--- START Working data ---

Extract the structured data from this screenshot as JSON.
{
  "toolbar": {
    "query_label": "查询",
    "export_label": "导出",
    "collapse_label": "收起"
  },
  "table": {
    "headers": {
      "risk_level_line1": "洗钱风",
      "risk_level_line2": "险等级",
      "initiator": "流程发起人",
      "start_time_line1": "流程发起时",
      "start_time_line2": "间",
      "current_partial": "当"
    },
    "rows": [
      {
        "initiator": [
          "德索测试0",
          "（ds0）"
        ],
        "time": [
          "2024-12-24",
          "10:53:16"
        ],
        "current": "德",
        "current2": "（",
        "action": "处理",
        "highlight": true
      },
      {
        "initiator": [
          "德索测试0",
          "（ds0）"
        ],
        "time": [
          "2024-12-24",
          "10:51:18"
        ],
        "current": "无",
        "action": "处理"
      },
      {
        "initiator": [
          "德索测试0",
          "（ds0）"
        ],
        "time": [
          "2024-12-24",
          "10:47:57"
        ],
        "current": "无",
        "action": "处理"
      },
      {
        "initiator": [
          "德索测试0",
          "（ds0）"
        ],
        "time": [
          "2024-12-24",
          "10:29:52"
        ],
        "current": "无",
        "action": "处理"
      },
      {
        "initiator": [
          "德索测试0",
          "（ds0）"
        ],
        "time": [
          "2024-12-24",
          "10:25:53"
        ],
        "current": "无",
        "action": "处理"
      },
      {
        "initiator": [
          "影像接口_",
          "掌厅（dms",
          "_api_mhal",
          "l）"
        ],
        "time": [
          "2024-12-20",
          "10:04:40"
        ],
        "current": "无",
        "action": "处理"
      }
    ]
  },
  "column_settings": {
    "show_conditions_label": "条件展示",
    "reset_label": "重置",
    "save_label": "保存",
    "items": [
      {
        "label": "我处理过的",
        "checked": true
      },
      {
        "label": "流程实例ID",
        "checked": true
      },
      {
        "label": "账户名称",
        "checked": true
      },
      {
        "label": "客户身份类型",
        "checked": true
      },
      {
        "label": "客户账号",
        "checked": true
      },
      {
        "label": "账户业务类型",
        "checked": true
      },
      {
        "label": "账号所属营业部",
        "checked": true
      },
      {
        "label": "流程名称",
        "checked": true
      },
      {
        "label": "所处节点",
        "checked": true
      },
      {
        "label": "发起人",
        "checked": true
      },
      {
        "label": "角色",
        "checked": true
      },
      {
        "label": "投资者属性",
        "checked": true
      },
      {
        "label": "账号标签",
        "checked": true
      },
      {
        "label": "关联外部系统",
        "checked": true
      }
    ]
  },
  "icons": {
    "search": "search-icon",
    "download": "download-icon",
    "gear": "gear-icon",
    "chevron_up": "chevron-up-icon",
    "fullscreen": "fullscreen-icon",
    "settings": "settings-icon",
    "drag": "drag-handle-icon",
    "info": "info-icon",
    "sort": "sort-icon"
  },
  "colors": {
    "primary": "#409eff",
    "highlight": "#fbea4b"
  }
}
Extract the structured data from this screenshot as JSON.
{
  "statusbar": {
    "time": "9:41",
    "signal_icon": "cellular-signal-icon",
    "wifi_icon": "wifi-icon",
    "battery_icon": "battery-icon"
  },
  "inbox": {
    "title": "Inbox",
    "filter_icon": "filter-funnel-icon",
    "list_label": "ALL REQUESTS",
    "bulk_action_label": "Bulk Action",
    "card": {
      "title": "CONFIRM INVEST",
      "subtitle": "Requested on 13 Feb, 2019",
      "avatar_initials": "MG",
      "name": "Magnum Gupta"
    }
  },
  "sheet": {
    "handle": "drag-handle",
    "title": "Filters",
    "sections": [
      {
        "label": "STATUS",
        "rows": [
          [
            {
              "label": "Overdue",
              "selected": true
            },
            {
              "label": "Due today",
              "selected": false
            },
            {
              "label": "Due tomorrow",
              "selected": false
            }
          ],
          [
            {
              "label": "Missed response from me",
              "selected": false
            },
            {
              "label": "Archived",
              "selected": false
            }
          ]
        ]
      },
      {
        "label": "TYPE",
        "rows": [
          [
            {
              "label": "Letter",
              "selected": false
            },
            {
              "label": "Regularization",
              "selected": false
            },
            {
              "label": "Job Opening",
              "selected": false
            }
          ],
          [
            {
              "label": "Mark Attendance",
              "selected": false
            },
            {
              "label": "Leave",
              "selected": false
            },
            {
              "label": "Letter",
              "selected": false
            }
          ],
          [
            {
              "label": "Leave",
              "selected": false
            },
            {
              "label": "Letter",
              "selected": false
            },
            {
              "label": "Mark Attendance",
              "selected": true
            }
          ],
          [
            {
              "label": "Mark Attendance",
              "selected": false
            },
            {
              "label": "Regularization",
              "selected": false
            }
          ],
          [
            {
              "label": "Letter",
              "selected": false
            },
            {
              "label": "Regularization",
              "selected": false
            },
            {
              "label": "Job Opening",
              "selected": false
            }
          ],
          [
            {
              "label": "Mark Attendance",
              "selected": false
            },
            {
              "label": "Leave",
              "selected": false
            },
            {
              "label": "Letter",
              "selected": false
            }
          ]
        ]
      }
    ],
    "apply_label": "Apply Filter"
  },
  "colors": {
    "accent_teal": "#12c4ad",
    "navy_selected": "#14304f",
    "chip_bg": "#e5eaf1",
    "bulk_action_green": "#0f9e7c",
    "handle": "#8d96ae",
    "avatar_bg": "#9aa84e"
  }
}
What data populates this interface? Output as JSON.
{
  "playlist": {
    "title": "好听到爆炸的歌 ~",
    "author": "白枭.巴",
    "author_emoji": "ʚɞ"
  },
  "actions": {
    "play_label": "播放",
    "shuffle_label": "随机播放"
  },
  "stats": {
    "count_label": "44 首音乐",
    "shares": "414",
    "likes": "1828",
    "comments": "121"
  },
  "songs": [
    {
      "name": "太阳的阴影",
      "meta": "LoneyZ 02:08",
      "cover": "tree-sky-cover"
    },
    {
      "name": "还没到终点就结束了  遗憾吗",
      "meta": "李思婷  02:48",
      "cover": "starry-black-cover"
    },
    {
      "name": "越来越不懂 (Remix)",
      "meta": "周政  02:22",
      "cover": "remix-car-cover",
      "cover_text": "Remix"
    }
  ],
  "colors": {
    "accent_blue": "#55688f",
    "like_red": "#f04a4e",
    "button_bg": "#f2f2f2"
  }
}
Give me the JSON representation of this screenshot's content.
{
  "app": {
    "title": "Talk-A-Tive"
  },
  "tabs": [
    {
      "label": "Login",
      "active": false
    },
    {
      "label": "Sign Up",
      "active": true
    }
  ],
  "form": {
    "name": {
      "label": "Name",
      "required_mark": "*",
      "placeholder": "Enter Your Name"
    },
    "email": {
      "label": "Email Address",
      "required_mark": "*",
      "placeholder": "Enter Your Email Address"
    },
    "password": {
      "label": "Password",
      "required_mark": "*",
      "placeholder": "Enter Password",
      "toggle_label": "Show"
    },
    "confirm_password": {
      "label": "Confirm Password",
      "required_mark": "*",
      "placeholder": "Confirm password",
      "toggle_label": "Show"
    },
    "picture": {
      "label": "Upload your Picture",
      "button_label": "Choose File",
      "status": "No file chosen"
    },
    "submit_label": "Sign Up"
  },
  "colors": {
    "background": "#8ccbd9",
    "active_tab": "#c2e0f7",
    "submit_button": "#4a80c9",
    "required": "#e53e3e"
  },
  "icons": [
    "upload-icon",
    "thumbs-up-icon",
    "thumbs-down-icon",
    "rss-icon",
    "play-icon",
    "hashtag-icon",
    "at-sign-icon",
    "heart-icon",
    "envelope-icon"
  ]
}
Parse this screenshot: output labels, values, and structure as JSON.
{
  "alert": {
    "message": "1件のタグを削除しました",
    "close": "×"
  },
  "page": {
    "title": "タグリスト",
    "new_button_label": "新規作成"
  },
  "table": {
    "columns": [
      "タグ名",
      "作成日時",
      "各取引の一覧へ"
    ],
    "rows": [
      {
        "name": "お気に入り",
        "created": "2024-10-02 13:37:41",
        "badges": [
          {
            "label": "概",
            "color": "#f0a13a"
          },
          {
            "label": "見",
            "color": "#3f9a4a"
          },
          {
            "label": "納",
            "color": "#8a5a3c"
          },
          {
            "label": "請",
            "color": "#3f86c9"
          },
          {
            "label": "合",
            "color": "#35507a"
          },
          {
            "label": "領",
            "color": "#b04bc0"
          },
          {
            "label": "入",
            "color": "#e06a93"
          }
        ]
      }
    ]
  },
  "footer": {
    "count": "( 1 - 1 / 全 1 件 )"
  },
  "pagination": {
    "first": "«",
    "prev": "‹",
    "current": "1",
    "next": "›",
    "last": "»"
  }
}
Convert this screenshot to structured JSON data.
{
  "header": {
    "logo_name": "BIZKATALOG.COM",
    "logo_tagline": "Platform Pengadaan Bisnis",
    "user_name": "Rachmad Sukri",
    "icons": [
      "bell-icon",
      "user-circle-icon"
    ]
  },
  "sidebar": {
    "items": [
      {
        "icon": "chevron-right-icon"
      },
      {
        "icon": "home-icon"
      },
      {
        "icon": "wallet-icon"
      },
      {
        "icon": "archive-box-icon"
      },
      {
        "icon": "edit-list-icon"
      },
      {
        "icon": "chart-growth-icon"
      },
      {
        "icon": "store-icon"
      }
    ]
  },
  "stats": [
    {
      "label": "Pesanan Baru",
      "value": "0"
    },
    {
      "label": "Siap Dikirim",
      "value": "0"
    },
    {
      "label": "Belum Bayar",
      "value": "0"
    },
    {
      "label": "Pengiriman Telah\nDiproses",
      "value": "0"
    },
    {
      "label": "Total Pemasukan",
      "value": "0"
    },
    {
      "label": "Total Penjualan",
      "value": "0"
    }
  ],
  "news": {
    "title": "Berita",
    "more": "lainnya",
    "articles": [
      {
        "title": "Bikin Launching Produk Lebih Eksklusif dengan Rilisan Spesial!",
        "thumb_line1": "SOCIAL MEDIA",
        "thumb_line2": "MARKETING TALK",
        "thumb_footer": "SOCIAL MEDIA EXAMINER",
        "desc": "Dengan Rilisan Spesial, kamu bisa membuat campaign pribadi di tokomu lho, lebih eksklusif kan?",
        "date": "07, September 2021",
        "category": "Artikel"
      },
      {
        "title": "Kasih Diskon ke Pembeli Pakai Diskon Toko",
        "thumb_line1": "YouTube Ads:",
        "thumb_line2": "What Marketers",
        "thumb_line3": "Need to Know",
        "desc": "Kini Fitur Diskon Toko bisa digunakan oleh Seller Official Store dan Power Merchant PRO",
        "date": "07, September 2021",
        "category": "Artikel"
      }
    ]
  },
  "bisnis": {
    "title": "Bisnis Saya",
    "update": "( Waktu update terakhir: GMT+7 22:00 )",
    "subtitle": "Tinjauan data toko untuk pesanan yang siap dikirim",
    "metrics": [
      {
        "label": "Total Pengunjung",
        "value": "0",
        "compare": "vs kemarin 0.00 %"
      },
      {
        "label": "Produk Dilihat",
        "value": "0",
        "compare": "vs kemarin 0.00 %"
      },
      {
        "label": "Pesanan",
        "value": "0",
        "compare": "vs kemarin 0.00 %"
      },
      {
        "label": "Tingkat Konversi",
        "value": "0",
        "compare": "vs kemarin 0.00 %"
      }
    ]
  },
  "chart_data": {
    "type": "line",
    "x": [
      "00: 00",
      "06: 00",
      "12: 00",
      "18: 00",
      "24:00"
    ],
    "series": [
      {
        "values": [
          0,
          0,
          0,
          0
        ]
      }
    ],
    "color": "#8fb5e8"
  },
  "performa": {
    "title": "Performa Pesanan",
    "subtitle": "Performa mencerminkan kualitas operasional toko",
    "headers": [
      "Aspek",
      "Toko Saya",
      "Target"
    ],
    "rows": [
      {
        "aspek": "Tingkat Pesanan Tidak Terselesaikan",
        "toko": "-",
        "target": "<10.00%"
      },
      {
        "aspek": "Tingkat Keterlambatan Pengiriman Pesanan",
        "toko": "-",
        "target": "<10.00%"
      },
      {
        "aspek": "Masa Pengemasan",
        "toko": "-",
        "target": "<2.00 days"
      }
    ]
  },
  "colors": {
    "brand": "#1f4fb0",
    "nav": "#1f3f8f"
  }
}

--- END Working data ---

• [Aim of the task]: Identify every line where the string "Produk" appears.

• [Exercise response]:
        "title": "Bikin Launching Produk Lebih Eksklusif dengan Rilisan Spesial!",
        "label": "Produk Dilihat",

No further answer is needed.